[Records from a collection of figures]

• • • •

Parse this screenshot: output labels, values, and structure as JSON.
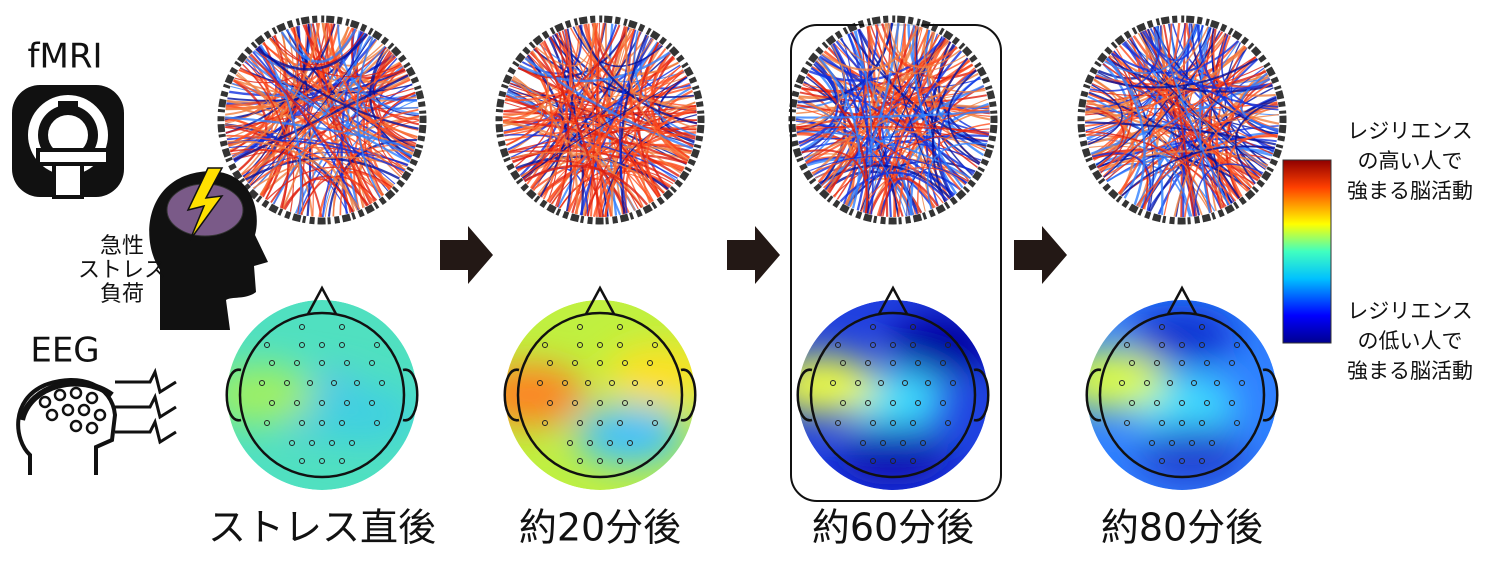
{
  "modalities": {
    "fmri": "fMRI",
    "eeg": "EEG"
  },
  "stress_label": [
    "急性",
    "ストレス",
    "負荷"
  ],
  "timepoints": [
    "ストレス直後",
    "約20分後",
    "約60分後",
    "約80分後"
  ],
  "colorbar": {
    "high": [
      "レジリエンス",
      "の高い人で",
      "強まる脳活動"
    ],
    "low": [
      "レジリエンス",
      "の低い人で",
      "強まる脳活動"
    ]
  }
}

• • • •

_AIM OF THE EXERCISE_
Output the data exactly. Pictures don't belong in the result.

_SOLUTION TO THIS TASK_
Parse this screenshot: output labels, values, and structure as JSON.
{
  "modalities": {
    "fmri": "fMRI",
    "eeg": "EEG"
  },
  "stress_label": [
    "急性",
    "ストレス",
    "負荷"
  ],
  "timepoints": [
    "ストレス直後",
    "約20分後",
    "約60分後",
    "約80分後"
  ],
  "colorbar": {
    "high": [
      "レジリエンス",
      "の高い人で",
      "強まる脳活動"
    ],
    "low": [
      "レジリエンス",
      "の低い人で",
      "強まる脳活動"
    ]
  }
}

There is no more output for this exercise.